Calculate how many lines in the following records hold the word "dash", and report that number without comment.

--- begin ---

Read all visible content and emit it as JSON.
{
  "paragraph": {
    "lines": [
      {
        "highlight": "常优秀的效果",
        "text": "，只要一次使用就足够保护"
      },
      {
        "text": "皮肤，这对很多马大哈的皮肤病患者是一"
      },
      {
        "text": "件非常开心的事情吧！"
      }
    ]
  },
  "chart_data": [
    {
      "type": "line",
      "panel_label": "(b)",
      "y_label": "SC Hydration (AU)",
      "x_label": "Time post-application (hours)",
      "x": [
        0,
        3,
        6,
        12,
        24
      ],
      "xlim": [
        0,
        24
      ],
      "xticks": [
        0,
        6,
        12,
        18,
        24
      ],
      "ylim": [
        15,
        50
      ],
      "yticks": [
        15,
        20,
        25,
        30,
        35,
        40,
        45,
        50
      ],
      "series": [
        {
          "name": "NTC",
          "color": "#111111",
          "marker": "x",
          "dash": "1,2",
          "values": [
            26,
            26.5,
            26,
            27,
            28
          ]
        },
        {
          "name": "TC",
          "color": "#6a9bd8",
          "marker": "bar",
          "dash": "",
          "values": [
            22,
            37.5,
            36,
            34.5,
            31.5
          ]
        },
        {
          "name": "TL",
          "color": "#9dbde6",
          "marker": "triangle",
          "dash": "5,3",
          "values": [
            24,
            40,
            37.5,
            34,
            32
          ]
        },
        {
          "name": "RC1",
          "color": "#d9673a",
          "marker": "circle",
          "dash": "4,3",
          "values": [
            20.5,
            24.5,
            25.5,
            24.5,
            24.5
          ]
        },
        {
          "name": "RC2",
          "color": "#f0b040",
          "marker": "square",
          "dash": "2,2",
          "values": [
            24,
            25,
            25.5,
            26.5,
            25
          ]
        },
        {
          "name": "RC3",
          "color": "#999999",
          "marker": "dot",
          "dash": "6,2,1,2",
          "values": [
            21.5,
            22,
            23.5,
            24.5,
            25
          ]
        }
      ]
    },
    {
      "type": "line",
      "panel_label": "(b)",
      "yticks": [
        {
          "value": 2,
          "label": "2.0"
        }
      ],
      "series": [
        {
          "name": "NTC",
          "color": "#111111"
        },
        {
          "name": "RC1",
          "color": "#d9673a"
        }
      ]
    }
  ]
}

--- end ---

FULL OUTPUT
6